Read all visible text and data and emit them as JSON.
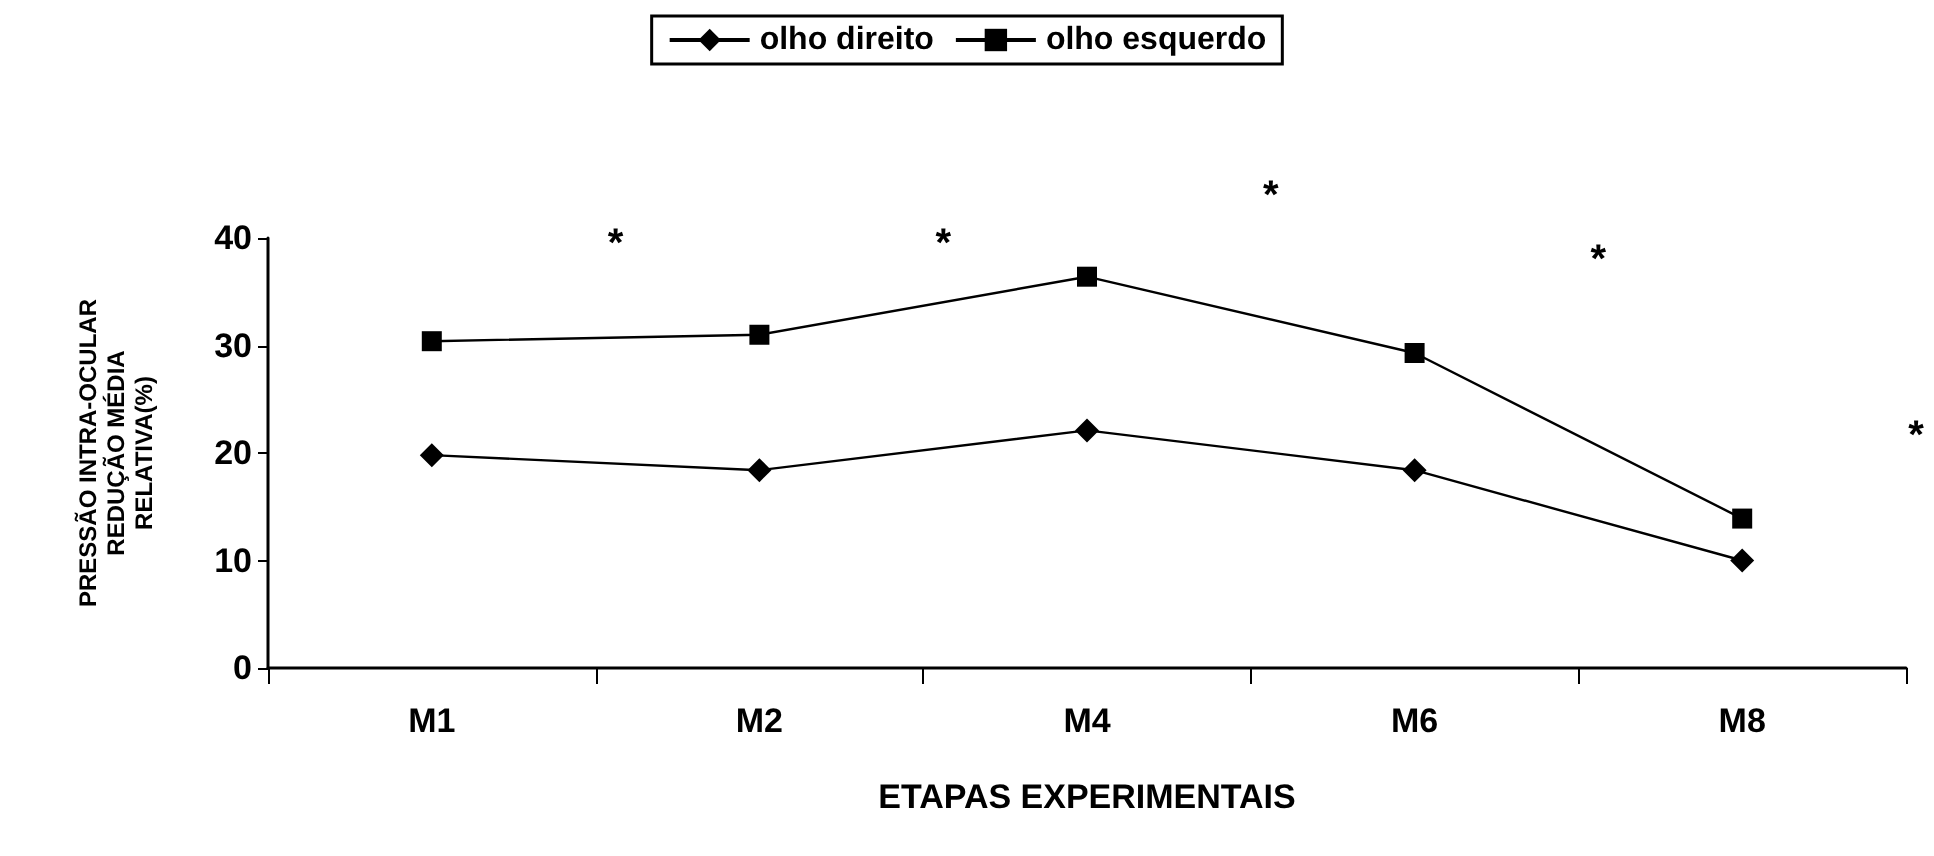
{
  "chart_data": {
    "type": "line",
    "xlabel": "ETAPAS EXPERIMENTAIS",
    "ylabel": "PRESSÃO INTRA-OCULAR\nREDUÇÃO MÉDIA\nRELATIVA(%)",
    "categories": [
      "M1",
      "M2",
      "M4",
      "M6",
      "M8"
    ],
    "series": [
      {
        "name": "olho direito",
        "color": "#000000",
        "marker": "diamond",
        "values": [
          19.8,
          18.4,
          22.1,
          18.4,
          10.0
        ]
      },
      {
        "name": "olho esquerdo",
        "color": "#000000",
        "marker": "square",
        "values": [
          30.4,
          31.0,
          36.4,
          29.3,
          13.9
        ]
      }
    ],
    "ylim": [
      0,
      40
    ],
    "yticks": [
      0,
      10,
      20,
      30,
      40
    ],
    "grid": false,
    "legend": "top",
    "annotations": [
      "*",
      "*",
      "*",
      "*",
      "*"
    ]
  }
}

• • • • •

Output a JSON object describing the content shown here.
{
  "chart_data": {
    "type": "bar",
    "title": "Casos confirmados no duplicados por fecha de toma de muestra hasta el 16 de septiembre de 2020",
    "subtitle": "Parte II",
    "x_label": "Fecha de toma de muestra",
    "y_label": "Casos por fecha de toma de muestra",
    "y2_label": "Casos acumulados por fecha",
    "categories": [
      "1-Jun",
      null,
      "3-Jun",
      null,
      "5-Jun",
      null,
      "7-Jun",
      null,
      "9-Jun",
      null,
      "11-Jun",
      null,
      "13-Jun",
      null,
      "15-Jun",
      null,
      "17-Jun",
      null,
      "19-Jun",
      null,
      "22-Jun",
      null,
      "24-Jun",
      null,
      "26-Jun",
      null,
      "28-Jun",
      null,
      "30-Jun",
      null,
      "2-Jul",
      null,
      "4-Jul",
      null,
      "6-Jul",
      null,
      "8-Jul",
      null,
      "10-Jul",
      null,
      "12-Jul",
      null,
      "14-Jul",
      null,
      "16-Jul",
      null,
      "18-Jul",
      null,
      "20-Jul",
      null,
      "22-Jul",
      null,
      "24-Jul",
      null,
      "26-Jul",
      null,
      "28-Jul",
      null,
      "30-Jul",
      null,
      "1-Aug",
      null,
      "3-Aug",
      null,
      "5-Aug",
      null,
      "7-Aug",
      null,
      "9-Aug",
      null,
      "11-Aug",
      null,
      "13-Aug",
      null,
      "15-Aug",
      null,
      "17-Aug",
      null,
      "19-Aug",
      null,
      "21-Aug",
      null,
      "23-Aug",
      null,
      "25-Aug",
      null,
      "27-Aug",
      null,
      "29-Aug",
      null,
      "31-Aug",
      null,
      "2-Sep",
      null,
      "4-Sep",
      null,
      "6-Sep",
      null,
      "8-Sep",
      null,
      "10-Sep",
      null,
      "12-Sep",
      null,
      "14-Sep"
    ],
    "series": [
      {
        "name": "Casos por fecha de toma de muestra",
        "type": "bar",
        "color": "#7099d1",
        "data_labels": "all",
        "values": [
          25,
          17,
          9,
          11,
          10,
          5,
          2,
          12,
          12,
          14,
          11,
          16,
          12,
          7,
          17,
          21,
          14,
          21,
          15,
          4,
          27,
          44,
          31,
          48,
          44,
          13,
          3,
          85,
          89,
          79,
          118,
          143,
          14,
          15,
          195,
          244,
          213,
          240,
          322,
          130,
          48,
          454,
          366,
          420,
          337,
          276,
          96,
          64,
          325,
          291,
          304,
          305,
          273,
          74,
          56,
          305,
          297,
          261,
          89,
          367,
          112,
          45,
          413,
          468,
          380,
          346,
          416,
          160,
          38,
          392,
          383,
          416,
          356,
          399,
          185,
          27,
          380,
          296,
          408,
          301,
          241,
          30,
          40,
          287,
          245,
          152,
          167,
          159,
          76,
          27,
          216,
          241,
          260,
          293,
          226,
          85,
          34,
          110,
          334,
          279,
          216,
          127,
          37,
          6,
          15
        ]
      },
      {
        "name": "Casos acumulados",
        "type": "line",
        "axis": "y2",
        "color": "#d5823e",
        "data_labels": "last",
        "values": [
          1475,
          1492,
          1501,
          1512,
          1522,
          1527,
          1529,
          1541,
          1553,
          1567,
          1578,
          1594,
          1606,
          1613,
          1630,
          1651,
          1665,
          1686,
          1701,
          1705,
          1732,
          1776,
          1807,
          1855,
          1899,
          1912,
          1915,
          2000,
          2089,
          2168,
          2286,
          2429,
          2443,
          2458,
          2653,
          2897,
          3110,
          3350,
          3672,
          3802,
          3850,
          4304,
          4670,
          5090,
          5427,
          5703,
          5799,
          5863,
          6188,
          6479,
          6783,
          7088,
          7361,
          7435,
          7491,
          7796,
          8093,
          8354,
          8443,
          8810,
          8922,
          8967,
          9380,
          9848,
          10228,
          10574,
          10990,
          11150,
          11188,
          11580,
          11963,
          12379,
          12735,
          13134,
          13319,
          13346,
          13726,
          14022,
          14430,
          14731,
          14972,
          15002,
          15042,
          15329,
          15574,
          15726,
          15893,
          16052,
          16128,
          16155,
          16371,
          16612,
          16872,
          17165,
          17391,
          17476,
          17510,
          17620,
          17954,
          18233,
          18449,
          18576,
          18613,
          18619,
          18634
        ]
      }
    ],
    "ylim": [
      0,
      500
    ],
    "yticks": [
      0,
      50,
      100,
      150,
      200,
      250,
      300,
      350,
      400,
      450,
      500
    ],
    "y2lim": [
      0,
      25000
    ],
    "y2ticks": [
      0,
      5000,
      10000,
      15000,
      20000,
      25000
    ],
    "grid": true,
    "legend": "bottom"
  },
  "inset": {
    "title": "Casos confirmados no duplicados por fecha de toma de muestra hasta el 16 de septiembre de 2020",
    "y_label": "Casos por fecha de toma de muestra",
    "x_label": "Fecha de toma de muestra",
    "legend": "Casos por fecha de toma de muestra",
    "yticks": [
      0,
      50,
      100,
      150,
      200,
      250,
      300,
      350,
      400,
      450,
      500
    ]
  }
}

• • • • •

[Set exercise] Say how many lines of the data hold the string "legend". Reply with the number alone.

[Answer to the problem] 3